[What is being asked]
Repeat the full listing below verbatim and keep the images out.
— begin —
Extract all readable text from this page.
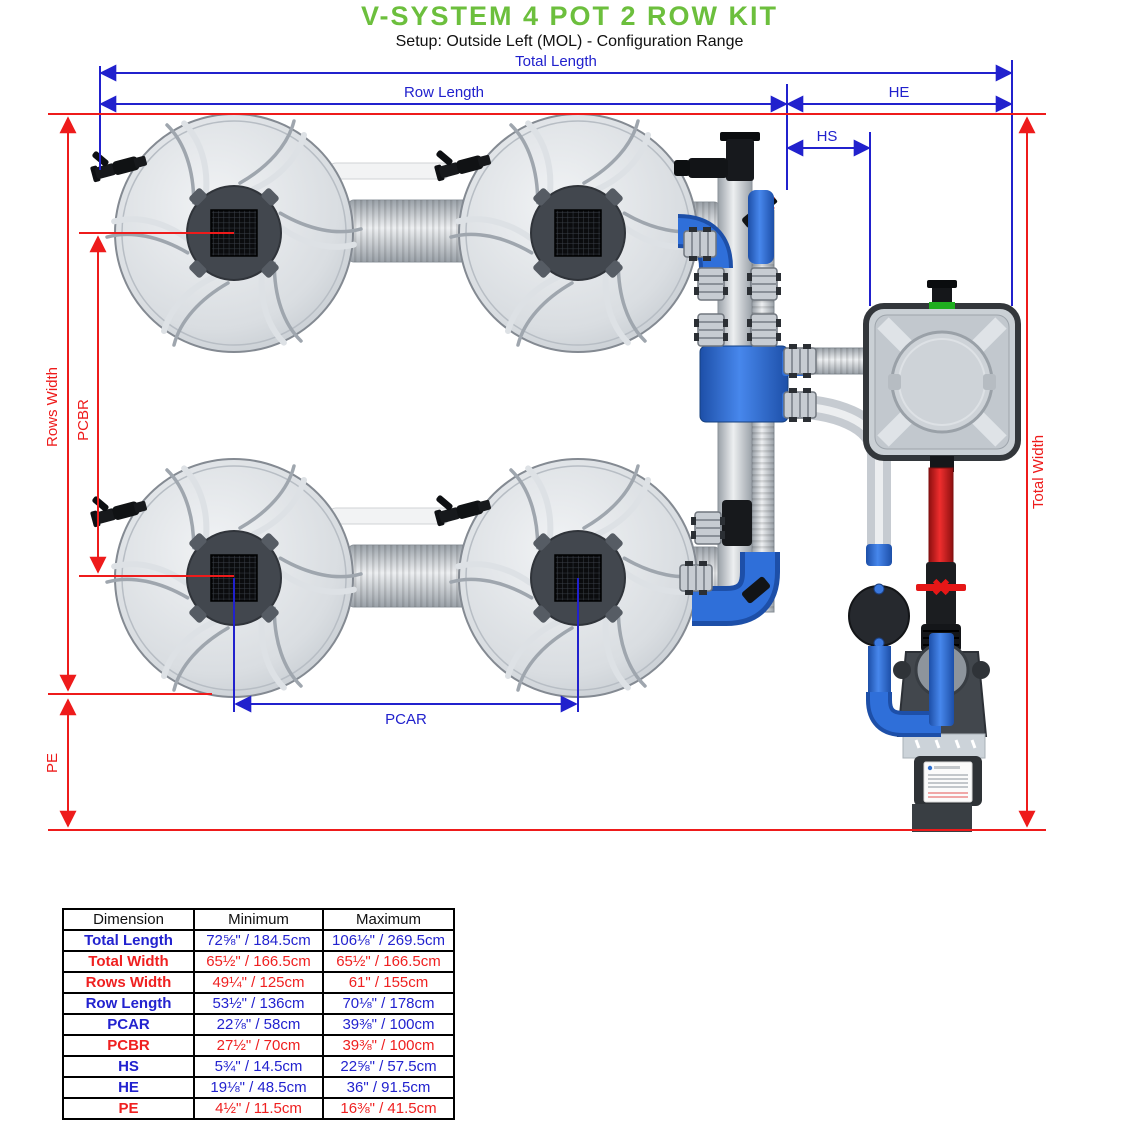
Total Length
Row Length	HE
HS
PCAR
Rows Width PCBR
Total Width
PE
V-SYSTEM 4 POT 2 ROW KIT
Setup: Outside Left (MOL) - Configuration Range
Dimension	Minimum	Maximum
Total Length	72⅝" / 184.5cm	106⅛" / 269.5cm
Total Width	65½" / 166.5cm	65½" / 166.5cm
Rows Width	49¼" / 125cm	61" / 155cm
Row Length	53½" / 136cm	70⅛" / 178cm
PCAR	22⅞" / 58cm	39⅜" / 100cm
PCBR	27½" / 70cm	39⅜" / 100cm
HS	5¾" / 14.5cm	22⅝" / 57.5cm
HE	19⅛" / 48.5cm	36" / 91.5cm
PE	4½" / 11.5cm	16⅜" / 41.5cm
— end —
[Completed exercise]
Extract all readable text from this page.
Total Length
Row Length	HE
HS
PCAR
Rows Width PCBR
Total Width
PE
V-SYSTEM 4 POT 2 ROW KIT
Setup: Outside Left (MOL) - Configuration Range
Dimension	Minimum	Maximum
Total Length	72⅝" / 184.5cm	106⅛" / 269.5cm
Total Width	65½" / 166.5cm	65½" / 166.5cm
Rows Width	49¼" / 125cm	61" / 155cm
Row Length	53½" / 136cm	70⅛" / 178cm
PCAR	22⅞" / 58cm	39⅜" / 100cm
PCBR	27½" / 70cm	39⅜" / 100cm
HS	5¾" / 14.5cm	22⅝" / 57.5cm
HE	19⅛" / 48.5cm	36" / 91.5cm
PE	4½" / 11.5cm	16⅜" / 41.5cm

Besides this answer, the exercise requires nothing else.